## EXERCISE REQUIREMENTS:
Using the listing below, give the number of lines where "data" appears, and nothing else.

===== RECORD SET

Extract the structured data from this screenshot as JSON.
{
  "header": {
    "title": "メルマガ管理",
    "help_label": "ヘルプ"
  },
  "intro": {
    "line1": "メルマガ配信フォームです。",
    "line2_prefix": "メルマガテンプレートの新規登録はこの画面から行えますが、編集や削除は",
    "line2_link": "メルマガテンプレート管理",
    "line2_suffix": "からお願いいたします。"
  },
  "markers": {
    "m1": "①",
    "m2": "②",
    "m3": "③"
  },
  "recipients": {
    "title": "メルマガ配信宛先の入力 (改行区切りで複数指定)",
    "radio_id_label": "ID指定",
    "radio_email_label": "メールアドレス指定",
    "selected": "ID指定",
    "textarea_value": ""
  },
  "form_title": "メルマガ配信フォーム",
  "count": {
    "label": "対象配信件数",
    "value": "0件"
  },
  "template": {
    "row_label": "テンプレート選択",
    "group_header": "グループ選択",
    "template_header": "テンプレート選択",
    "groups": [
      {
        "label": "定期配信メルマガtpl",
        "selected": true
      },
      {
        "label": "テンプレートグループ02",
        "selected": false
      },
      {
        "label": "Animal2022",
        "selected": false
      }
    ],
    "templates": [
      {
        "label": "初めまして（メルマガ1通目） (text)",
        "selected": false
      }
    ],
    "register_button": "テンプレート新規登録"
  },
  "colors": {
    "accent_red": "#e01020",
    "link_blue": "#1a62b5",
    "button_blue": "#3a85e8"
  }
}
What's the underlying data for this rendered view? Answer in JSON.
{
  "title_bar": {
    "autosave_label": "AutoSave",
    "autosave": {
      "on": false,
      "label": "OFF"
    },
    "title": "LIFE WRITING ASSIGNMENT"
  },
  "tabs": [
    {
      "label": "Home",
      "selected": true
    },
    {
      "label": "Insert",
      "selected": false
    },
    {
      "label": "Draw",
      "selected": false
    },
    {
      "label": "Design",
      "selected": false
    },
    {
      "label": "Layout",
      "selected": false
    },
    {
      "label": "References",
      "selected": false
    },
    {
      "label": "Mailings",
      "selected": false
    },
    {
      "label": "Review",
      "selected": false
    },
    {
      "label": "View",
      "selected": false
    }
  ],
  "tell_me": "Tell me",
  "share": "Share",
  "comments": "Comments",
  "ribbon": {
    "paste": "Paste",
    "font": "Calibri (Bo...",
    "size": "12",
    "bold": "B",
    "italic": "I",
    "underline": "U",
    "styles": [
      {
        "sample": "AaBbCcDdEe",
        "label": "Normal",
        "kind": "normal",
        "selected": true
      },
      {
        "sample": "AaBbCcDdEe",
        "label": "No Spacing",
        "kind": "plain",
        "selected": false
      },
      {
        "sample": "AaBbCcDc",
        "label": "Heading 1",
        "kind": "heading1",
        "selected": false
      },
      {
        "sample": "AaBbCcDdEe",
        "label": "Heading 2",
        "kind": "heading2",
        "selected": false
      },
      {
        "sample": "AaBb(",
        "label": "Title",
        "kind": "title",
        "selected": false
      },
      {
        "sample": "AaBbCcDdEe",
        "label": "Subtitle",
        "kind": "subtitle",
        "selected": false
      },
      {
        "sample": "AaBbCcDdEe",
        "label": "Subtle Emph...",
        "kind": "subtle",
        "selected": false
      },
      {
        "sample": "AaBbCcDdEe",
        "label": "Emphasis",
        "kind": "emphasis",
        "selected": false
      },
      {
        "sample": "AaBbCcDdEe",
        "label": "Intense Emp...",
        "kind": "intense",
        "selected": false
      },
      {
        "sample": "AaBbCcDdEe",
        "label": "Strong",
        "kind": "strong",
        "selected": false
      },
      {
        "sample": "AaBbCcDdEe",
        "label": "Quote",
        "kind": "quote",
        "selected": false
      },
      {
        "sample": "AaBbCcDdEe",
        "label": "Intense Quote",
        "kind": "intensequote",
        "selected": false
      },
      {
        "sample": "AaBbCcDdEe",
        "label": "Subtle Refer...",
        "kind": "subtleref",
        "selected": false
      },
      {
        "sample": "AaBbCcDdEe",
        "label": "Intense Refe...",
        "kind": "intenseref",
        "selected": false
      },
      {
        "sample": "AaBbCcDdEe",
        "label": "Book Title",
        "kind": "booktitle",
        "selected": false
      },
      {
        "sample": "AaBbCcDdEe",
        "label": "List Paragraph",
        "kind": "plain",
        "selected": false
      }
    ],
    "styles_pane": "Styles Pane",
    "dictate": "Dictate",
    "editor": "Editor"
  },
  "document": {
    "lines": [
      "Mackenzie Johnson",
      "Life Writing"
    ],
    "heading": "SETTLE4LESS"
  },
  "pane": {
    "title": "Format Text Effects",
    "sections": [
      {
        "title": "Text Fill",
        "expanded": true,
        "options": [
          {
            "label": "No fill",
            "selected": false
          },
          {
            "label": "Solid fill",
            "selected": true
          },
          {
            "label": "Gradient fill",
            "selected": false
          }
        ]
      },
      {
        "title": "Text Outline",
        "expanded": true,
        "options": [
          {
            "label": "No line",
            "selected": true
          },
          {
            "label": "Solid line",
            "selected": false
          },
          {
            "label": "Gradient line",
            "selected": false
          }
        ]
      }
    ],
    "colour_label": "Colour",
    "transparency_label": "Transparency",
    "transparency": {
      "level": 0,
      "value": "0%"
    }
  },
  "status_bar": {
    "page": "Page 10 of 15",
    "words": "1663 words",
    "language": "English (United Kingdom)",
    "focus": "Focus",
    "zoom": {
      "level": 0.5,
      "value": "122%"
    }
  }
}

==========

## EXPECTED OUTPUT:
2